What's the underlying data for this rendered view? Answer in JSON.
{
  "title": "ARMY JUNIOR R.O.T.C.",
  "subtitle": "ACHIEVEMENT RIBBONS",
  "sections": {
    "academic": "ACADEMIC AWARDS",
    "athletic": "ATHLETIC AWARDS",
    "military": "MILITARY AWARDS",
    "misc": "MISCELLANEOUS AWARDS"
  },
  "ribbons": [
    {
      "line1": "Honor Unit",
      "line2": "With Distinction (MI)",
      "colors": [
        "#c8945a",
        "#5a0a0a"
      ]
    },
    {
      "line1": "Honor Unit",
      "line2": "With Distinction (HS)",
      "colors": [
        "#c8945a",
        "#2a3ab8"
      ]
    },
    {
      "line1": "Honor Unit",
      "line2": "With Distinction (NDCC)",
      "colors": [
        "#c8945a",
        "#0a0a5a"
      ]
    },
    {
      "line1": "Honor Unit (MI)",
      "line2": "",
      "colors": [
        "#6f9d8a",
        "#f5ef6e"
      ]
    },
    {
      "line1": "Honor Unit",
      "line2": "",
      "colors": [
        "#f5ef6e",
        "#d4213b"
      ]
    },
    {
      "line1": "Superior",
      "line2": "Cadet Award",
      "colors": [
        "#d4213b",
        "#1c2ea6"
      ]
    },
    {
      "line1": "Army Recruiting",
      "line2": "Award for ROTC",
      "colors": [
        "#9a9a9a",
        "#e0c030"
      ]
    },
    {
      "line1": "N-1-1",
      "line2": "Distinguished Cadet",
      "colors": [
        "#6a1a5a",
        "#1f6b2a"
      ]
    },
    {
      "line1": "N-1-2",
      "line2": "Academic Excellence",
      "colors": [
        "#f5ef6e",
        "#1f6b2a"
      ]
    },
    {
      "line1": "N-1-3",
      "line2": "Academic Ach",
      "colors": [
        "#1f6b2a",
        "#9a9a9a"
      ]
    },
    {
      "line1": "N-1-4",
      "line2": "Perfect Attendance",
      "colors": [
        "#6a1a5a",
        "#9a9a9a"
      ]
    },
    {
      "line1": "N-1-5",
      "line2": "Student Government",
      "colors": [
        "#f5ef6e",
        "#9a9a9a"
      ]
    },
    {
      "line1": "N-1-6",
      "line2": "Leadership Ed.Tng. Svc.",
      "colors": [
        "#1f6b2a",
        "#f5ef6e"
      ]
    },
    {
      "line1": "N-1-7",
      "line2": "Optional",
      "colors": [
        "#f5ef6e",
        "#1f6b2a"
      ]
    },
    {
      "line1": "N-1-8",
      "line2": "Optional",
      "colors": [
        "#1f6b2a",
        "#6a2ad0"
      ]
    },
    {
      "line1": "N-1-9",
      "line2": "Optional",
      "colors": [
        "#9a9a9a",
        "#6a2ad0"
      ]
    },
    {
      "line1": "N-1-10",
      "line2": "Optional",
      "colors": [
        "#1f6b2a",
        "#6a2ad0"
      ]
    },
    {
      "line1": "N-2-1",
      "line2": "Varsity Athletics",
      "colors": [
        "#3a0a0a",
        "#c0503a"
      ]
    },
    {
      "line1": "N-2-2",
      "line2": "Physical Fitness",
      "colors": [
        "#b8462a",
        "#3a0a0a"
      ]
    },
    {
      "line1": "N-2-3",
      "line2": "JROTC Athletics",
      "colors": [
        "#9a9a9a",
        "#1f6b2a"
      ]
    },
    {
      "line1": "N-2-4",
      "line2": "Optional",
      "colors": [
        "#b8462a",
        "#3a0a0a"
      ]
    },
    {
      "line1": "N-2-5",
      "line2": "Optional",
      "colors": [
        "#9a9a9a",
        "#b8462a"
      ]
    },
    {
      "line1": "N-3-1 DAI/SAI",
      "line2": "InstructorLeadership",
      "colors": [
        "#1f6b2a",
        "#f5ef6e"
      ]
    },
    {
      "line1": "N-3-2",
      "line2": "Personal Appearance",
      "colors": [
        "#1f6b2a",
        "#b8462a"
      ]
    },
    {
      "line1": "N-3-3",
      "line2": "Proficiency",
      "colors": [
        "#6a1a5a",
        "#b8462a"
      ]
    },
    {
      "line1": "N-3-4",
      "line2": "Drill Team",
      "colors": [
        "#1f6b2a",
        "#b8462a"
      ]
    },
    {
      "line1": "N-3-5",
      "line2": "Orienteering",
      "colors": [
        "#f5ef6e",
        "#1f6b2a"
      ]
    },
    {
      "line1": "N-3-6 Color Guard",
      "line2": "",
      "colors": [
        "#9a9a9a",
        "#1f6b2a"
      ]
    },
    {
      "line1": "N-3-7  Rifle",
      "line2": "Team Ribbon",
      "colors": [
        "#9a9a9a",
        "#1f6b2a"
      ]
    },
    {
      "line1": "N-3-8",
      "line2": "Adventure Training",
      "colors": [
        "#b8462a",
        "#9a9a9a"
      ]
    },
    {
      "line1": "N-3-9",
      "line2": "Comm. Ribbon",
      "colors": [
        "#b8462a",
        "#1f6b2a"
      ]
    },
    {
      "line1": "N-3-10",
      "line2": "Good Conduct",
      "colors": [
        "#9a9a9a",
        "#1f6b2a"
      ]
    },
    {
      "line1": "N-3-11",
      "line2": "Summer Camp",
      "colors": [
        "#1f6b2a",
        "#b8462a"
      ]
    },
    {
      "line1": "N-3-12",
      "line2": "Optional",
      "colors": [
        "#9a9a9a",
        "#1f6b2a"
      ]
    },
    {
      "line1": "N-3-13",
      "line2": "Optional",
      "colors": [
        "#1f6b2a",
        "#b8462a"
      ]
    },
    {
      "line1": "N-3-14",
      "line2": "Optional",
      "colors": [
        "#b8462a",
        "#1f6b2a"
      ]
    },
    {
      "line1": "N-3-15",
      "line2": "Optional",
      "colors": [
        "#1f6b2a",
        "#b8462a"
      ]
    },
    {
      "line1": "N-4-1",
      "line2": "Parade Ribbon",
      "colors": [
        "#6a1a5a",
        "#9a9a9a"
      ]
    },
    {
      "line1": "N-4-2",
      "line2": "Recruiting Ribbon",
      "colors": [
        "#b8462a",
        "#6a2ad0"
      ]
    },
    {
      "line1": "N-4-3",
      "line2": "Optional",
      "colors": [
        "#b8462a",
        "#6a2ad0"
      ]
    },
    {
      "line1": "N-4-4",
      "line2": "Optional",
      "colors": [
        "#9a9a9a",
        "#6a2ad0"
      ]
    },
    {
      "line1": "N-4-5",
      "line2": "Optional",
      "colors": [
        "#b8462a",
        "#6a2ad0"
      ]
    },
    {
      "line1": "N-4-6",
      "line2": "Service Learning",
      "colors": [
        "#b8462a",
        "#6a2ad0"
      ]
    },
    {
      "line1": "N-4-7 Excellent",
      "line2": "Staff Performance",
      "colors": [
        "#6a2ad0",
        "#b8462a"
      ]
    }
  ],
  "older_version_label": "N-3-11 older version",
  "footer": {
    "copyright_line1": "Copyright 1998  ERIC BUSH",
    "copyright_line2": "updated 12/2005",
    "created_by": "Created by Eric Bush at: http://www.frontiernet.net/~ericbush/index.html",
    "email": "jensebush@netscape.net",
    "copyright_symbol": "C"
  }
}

-=-=-

The string "Cadet" may appear in lines of the listing above; tally those lines and give the number only.

2